* What is required
Find and copy each line of the records where the string "title" shows up.

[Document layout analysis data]
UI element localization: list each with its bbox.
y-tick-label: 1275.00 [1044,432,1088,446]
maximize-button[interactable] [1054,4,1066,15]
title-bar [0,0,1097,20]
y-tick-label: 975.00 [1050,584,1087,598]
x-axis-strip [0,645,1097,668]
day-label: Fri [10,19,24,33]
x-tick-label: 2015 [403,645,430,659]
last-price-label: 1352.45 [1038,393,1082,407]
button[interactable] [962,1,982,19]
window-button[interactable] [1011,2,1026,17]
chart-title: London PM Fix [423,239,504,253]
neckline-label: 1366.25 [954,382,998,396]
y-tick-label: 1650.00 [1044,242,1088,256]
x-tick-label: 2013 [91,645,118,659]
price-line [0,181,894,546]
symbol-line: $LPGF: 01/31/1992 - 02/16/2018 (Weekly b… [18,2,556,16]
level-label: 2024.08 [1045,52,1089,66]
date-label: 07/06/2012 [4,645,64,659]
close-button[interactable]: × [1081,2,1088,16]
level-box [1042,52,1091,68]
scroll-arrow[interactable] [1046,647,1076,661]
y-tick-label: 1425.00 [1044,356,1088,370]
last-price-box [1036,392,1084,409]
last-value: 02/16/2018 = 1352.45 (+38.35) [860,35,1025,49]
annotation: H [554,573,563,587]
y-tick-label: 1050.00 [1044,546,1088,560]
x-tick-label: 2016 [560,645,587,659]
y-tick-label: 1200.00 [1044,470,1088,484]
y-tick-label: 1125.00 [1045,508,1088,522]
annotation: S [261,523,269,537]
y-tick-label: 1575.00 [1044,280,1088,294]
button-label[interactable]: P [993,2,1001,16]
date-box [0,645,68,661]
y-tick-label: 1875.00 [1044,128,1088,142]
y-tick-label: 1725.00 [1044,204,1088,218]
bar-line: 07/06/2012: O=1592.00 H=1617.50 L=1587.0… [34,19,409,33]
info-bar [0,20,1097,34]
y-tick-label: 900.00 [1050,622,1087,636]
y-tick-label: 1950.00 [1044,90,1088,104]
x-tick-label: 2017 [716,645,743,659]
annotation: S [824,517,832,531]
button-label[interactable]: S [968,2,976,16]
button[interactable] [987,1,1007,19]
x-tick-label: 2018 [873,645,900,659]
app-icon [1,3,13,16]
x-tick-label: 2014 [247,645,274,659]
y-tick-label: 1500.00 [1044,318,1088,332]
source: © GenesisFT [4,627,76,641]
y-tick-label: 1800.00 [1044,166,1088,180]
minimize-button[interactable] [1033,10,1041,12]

* Answer box
title-bar [0,0,1097,20]
chart-title: London PM Fix [423,239,504,253]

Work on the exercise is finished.